Some records:
---

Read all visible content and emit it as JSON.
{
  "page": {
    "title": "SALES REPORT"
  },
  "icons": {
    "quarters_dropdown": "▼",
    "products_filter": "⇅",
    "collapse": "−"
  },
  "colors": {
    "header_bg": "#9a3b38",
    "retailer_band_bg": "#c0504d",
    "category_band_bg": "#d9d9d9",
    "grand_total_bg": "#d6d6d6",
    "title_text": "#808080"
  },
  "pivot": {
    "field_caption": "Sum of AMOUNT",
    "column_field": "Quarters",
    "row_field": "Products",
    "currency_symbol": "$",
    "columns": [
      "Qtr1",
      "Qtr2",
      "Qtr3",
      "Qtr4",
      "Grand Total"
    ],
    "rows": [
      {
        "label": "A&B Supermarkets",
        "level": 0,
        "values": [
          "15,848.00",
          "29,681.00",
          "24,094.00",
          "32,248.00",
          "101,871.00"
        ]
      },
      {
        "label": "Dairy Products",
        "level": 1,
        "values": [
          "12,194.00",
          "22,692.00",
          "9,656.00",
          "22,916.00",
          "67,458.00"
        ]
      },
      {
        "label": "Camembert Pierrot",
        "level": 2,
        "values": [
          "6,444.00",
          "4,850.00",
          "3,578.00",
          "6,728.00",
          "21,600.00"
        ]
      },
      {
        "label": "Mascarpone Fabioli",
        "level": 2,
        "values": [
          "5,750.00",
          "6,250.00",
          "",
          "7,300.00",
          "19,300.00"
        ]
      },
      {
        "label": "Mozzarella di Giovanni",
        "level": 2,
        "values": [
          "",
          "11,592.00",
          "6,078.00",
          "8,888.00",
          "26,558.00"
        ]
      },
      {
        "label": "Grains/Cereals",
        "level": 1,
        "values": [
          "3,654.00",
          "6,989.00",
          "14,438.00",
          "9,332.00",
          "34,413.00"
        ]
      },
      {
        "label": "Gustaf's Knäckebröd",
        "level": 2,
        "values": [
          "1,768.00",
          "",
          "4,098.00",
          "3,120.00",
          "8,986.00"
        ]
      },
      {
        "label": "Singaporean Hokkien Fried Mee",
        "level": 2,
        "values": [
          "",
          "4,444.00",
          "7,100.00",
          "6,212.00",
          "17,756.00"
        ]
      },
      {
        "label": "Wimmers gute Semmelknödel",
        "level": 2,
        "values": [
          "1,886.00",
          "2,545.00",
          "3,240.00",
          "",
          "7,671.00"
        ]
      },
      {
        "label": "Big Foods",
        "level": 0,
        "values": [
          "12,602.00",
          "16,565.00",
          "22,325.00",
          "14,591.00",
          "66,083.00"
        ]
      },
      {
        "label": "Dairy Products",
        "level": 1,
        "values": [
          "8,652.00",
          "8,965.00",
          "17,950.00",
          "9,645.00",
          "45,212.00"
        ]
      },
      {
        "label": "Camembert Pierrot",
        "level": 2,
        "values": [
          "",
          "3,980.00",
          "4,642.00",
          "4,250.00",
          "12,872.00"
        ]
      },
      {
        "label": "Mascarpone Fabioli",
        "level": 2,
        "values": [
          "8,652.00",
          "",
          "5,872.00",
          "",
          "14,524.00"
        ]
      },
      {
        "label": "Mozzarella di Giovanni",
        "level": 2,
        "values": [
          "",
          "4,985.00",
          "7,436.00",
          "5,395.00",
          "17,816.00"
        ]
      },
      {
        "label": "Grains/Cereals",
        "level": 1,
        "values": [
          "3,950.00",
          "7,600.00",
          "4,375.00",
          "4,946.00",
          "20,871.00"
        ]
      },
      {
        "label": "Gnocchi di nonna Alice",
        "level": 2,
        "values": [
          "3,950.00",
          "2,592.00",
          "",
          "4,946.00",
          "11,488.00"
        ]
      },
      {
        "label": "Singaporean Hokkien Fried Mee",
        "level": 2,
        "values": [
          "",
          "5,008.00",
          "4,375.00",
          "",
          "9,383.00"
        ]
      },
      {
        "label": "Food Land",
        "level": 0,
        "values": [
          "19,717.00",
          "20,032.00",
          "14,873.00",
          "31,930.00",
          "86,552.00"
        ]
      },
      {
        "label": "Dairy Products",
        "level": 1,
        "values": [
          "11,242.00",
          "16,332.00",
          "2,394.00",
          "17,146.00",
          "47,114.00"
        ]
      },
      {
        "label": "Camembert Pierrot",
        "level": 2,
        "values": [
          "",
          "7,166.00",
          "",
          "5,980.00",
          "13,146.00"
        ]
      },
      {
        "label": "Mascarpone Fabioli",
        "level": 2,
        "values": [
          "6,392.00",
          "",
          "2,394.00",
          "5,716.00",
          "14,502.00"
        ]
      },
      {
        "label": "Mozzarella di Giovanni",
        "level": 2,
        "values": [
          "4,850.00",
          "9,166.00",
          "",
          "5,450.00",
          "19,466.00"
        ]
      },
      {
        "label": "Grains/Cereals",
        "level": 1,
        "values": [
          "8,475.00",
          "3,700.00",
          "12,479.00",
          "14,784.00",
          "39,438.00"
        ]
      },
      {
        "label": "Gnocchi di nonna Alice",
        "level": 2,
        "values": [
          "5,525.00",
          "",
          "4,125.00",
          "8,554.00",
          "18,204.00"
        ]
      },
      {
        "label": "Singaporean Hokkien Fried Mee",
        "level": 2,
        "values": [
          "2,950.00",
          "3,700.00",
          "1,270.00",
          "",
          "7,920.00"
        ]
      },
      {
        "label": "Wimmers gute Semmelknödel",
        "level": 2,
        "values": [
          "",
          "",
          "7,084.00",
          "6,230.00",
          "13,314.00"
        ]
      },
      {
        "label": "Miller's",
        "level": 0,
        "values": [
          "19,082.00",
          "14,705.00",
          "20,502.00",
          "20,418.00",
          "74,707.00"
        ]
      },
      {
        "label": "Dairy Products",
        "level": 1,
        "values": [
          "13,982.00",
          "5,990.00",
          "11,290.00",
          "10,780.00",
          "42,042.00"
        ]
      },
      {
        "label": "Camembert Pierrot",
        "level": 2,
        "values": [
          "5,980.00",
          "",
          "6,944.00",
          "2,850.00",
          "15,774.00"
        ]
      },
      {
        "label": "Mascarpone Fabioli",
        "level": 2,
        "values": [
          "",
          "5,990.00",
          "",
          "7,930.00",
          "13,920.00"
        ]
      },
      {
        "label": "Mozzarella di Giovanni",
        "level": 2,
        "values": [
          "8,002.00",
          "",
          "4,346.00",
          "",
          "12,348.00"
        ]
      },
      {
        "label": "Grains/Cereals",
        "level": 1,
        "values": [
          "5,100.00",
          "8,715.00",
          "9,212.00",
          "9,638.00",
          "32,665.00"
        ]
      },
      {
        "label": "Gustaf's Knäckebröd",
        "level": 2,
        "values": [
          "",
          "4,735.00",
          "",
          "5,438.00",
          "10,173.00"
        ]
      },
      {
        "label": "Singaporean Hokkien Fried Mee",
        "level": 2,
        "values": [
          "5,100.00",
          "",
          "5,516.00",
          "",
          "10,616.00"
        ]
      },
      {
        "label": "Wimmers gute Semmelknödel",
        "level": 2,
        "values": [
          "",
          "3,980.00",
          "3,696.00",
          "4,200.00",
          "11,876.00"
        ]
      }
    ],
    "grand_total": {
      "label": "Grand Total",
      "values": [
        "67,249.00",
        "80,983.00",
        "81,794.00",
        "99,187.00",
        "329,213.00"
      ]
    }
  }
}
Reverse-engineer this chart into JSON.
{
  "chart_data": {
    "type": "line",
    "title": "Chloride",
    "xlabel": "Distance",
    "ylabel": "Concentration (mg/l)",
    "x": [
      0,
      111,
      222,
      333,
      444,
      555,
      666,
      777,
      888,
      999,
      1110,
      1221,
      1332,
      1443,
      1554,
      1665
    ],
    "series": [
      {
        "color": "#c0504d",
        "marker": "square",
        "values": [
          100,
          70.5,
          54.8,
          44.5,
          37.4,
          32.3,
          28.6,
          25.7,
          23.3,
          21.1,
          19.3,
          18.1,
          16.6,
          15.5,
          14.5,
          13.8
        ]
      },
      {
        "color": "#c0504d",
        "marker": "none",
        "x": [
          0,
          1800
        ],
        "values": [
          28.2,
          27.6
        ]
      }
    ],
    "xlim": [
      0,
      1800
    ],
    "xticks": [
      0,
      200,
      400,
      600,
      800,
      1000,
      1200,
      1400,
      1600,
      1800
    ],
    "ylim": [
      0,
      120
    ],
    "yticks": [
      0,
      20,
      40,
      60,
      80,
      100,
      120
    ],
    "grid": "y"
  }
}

---

▶ Written task
Find the line containing "Reverse-engineer this chart into JSON.". Reproduce it exactly, along with every line after it through the last.

▶ Response to this task
Reverse-engineer this chart into JSON.
{
  "chart_data": {
    "type": "line",
    "title": "Chloride",
    "xlabel": "Distance",
    "ylabel": "Concentration (mg/l)",
    "x": [
      0,
      111,
      222,
      333,
      444,
      555,
      666,
      777,
      888,
      999,
      1110,
      1221,
      1332,
      1443,
      1554,
      1665
    ],
    "series": [
      {
        "color": "#c0504d",
        "marker": "square",
        "values": [
          100,
          70.5,
          54.8,
          44.5,
          37.4,
          32.3,
          28.6,
          25.7,
          23.3,
          21.1,
          19.3,
          18.1,
          16.6,
          15.5,
          14.5,
          13.8
        ]
      },
      {
        "color": "#c0504d",
        "marker": "none",
        "x": [
          0,
          1800
        ],
        "values": [
          28.2,
          27.6
        ]
      }
    ],
    "xlim": [
      0,
      1800
    ],
    "xticks": [
      0,
      200,
      400,
      600,
      800,
      1000,
      1200,
      1400,
      1600,
      1800
    ],
    "ylim": [
      0,
      120
    ],
    "yticks": [
      0,
      20,
      40,
      60,
      80,
      100,
      120
    ],
    "grid": "y"
  }
}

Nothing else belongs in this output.